◆ Directive A: Retype the part of the Solr question starting at "I have a 'text'" and ending at "set to students.".
:: Extracted text
Reputation: 209
I have been using solr for a while now (acts_as_solr) , but just came across a very strange one I can't seem to get working.
I have a 'text' field lets call it
audience = [students, teachers, students_teachers, none]
when I send the query
q= audience:students
it returns only those with it set to students.
yet if I do
fq= audience:students
I get back results with both [students, students_teachers]
I have tried putting quotes, parens and all sorts around the filter query, but it seems like it is not honoring them as I would expect. I am actually using a negation side of fq here, to hide from the user some results.
I am using solr 1.4.1
Any thoughts? I am about to change the options to unique words with no reuse. Might be an issue with the _ 's in the names.
::::
:: Extracted material
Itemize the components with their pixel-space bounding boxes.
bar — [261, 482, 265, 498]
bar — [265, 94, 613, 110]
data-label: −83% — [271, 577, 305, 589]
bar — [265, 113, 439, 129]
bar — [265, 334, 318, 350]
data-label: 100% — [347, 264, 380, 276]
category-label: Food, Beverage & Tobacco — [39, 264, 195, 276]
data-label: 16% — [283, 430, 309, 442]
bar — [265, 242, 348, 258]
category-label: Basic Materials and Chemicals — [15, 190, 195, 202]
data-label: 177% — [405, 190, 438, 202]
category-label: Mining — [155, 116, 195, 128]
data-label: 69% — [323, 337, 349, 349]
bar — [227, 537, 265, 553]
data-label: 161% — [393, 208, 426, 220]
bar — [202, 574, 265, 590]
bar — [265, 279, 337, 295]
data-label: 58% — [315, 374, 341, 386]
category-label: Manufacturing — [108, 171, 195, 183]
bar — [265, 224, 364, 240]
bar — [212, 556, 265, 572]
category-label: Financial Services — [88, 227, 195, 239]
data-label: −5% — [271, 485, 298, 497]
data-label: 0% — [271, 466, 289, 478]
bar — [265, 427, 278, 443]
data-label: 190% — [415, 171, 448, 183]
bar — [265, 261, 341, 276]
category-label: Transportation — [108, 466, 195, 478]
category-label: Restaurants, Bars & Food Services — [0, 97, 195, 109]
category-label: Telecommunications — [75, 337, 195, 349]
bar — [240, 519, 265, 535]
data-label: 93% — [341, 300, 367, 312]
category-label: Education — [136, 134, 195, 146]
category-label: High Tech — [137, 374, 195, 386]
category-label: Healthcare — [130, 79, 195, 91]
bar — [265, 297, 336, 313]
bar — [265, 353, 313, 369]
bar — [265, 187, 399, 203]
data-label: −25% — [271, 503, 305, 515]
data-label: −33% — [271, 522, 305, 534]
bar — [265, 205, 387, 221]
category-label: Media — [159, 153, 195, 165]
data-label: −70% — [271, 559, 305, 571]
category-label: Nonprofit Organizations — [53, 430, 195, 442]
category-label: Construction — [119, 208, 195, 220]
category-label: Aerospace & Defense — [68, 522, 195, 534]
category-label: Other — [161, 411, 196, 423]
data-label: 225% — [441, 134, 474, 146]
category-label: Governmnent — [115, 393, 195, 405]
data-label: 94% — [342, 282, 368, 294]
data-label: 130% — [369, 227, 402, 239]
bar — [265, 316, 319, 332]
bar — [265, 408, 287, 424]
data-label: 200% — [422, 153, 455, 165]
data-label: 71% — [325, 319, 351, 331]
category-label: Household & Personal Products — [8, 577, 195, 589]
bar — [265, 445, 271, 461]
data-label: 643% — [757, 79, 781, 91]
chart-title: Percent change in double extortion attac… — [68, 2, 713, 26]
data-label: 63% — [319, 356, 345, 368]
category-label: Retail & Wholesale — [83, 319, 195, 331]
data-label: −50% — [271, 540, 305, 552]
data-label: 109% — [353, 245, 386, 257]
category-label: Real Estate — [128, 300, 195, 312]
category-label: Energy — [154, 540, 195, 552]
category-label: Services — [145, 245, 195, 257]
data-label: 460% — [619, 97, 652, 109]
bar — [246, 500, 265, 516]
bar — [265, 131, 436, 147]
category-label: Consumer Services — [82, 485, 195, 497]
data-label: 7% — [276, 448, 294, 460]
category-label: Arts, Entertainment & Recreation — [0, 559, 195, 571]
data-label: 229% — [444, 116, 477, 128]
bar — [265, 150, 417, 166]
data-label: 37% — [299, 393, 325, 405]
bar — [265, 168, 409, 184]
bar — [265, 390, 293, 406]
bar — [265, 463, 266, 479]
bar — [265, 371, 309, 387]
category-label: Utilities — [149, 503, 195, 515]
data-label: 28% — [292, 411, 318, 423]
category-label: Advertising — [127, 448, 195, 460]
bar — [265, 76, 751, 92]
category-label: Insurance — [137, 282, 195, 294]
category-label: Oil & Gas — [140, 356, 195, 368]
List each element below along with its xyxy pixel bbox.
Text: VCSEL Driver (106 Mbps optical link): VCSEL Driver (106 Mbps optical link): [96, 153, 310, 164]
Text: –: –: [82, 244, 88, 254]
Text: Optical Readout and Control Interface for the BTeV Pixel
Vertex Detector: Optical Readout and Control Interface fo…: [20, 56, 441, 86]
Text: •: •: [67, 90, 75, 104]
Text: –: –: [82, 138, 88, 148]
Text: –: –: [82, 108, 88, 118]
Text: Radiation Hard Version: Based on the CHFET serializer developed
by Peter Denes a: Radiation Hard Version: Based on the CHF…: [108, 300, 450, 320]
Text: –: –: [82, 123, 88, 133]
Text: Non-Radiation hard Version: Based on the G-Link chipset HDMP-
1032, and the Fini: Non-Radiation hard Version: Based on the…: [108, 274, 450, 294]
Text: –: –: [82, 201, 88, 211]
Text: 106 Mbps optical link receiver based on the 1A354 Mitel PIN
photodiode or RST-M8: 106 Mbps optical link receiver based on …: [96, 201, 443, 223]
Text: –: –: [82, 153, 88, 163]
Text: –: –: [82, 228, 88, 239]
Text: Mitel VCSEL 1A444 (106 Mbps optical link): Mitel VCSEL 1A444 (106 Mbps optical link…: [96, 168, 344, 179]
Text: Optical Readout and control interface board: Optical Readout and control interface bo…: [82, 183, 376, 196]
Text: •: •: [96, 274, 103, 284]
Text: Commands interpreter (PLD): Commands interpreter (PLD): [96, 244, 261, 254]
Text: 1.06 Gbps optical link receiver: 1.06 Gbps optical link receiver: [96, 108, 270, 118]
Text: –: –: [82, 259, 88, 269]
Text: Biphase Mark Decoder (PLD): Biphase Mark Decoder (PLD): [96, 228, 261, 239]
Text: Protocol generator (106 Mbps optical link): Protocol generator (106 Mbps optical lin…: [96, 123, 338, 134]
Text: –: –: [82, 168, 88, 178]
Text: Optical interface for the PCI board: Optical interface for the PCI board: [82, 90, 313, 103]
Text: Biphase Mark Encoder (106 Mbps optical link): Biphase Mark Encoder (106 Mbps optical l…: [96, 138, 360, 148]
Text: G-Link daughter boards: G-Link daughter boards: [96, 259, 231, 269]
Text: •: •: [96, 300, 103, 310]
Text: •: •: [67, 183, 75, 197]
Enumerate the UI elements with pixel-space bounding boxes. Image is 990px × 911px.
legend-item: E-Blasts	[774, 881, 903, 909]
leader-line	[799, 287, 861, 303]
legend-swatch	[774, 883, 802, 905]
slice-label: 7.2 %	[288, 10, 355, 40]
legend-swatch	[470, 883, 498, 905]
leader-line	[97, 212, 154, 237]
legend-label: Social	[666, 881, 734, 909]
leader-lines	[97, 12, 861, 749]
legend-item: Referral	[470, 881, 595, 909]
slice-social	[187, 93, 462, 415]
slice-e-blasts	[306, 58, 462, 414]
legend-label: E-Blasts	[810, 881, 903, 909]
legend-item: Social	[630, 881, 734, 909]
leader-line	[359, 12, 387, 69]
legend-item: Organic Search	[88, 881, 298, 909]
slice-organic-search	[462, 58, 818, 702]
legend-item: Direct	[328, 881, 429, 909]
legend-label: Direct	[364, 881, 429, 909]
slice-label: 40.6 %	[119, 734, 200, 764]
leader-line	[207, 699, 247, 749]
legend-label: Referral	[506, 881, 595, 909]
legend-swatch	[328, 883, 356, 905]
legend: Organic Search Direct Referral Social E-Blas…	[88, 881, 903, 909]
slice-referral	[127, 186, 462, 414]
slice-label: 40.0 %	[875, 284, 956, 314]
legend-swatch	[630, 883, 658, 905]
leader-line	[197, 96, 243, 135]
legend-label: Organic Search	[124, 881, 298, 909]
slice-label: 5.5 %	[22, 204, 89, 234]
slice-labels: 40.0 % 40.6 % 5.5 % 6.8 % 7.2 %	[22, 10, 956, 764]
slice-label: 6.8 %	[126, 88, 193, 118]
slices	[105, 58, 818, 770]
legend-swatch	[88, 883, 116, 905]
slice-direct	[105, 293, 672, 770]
::::
◆ Directive B: Echo the rows exactly, starting at the first row and ending at the row that contains "data-label: −70% — [271, 559, 305, 571]", both included.

◆ Task result A:
I have a 'text' field lets call it
audience = [students, teachers, students_teachers, none]
when I send the query
q= audience:students
it returns only those with it set to students.

◆ Task result B:
Itemize the components with their pixel-space bounding boxes.
bar — [261, 482, 265, 498]
bar — [265, 94, 613, 110]
data-label: −83% — [271, 577, 305, 589]
bar — [265, 113, 439, 129]
bar — [265, 334, 318, 350]
data-label: 100% — [347, 264, 380, 276]
category-label: Food, Beverage & Tobacco — [39, 264, 195, 276]
data-label: 16% — [283, 430, 309, 442]
bar — [265, 242, 348, 258]
category-label: Basic Materials and Chemicals — [15, 190, 195, 202]
data-label: 177% — [405, 190, 438, 202]
category-label: Mining — [155, 116, 195, 128]
data-label: 69% — [323, 337, 349, 349]
bar — [227, 537, 265, 553]
data-label: 161% — [393, 208, 426, 220]
bar — [202, 574, 265, 590]
bar — [265, 279, 337, 295]
data-label: 58% — [315, 374, 341, 386]
category-label: Manufacturing — [108, 171, 195, 183]
bar — [265, 224, 364, 240]
bar — [212, 556, 265, 572]
category-label: Financial Services — [88, 227, 195, 239]
data-label: −5% — [271, 485, 298, 497]
data-label: 0% — [271, 466, 289, 478]
bar — [265, 427, 278, 443]
data-label: 190% — [415, 171, 448, 183]
bar — [265, 261, 341, 276]
category-label: Transportation — [108, 466, 195, 478]
category-label: Restaurants, Bars & Food Services — [0, 97, 195, 109]
category-label: Telecommunications — [75, 337, 195, 349]
bar — [240, 519, 265, 535]
data-label: 93% — [341, 300, 367, 312]
category-label: Education — [136, 134, 195, 146]
category-label: High Tech — [137, 374, 195, 386]
category-label: Healthcare — [130, 79, 195, 91]
bar — [265, 297, 336, 313]
bar — [265, 353, 313, 369]
bar — [265, 187, 399, 203]
data-label: −25% — [271, 503, 305, 515]
data-label: −33% — [271, 522, 305, 534]
bar — [265, 205, 387, 221]
category-label: Media — [159, 153, 195, 165]
data-label: −70% — [271, 559, 305, 571]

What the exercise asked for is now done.